Instruction.
Please give the lines of the material from its start through the line containing "272, 62, 291]", inclusive, as a numbered list, leaving out blank lines.

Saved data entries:
::::::

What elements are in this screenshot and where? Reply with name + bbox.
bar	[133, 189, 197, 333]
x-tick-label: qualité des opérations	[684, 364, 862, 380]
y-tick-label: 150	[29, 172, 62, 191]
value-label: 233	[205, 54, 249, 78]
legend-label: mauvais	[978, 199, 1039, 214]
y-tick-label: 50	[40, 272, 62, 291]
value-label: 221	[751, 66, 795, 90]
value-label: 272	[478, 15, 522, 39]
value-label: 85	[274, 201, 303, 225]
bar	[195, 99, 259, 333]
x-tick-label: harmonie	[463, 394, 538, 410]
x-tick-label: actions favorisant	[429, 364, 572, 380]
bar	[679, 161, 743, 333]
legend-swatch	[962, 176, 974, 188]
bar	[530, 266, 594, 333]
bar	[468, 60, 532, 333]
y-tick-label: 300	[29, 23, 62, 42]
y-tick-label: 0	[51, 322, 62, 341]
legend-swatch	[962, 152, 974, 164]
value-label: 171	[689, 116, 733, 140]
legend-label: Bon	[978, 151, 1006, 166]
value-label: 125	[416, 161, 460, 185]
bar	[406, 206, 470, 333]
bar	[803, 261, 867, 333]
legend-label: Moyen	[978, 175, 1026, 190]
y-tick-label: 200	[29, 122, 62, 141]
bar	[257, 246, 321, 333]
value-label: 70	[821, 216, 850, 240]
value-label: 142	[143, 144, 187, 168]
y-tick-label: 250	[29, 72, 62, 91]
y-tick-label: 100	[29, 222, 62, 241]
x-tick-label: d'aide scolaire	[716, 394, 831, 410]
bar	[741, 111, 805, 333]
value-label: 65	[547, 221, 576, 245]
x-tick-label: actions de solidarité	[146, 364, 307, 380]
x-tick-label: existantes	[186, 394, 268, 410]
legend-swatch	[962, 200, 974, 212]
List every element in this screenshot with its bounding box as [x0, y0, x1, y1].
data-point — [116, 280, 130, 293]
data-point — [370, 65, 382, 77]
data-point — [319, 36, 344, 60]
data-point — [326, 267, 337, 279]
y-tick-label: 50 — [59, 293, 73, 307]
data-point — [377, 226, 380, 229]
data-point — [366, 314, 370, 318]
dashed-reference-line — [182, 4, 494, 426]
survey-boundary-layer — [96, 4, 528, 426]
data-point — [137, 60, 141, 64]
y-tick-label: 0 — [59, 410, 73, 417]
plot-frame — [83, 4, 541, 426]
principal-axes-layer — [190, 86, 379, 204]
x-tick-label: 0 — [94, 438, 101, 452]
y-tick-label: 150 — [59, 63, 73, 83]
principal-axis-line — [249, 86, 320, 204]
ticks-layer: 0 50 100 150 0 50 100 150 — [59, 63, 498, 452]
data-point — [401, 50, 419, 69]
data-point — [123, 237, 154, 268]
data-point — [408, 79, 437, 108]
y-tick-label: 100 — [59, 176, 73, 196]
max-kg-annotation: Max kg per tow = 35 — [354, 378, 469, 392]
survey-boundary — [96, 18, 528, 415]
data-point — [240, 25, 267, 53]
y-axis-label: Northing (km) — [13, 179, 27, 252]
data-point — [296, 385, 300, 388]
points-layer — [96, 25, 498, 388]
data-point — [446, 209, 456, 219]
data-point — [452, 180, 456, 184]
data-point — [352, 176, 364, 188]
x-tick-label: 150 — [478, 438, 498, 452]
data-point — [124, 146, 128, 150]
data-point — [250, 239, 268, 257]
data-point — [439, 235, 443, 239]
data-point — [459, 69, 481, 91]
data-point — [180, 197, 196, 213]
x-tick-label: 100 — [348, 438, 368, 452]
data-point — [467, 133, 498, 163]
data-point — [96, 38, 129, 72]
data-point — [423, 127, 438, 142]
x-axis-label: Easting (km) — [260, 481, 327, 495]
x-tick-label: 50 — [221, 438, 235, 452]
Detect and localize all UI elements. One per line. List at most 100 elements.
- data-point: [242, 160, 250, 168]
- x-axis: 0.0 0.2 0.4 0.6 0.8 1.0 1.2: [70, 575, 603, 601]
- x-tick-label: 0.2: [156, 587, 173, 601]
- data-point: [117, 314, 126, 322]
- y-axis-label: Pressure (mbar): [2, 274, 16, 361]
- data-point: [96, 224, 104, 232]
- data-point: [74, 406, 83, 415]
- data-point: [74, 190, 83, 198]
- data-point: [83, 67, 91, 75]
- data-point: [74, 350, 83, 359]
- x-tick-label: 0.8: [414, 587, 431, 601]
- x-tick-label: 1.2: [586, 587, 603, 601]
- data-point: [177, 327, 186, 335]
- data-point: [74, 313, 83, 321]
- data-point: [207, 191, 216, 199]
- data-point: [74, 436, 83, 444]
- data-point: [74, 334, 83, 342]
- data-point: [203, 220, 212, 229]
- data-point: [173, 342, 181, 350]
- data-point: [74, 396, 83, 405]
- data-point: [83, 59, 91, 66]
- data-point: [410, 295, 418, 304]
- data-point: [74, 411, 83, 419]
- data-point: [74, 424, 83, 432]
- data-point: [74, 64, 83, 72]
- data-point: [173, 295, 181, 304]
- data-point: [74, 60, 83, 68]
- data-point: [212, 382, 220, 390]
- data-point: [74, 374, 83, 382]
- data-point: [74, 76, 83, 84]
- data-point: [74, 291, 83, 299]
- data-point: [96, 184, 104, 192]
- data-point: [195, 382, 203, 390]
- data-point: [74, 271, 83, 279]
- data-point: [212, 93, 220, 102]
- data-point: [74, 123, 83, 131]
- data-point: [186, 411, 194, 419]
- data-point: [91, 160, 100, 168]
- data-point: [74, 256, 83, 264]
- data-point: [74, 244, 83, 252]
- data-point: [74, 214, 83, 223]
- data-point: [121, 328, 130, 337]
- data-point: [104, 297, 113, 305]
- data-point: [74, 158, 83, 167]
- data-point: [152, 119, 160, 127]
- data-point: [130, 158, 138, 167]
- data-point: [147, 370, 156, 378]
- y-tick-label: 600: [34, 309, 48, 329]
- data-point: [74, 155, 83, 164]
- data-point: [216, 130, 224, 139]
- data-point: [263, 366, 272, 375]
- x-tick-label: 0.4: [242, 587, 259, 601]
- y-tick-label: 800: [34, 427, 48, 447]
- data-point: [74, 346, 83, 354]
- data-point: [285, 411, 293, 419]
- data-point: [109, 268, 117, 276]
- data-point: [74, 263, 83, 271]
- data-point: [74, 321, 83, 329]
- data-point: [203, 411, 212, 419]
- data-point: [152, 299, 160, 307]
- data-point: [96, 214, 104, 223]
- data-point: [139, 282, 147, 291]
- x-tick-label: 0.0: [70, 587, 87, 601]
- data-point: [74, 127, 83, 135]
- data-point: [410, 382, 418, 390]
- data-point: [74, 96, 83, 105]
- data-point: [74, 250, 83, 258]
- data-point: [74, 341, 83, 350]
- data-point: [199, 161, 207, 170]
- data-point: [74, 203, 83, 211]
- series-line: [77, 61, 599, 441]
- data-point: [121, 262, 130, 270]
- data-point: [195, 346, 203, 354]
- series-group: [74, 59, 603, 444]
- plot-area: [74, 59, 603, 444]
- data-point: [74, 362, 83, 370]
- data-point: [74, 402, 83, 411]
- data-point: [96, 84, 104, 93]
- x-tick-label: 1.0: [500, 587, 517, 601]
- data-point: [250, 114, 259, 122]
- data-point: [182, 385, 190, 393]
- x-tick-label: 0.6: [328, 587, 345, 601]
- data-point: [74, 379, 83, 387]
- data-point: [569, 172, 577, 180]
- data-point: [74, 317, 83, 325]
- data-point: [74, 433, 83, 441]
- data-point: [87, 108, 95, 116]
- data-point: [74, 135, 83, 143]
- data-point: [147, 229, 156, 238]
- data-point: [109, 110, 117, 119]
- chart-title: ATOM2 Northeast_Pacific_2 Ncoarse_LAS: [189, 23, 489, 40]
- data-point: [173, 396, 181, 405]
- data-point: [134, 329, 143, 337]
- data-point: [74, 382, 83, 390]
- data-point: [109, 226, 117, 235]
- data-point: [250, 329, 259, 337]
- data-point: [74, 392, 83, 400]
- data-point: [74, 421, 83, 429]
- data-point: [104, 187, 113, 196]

::::::

Solution to this problem.
1. What elements are in this screenshot and where? Reply with name + bbox.
2. bar	[133, 189, 197, 333]
3. x-tick-label: qualité des opérations	[684, 364, 862, 380]
4. y-tick-label: 150	[29, 172, 62, 191]
5. value-label: 233	[205, 54, 249, 78]
6. legend-label: mauvais	[978, 199, 1039, 214]
7. y-tick-label: 50	[40, 272, 62, 291]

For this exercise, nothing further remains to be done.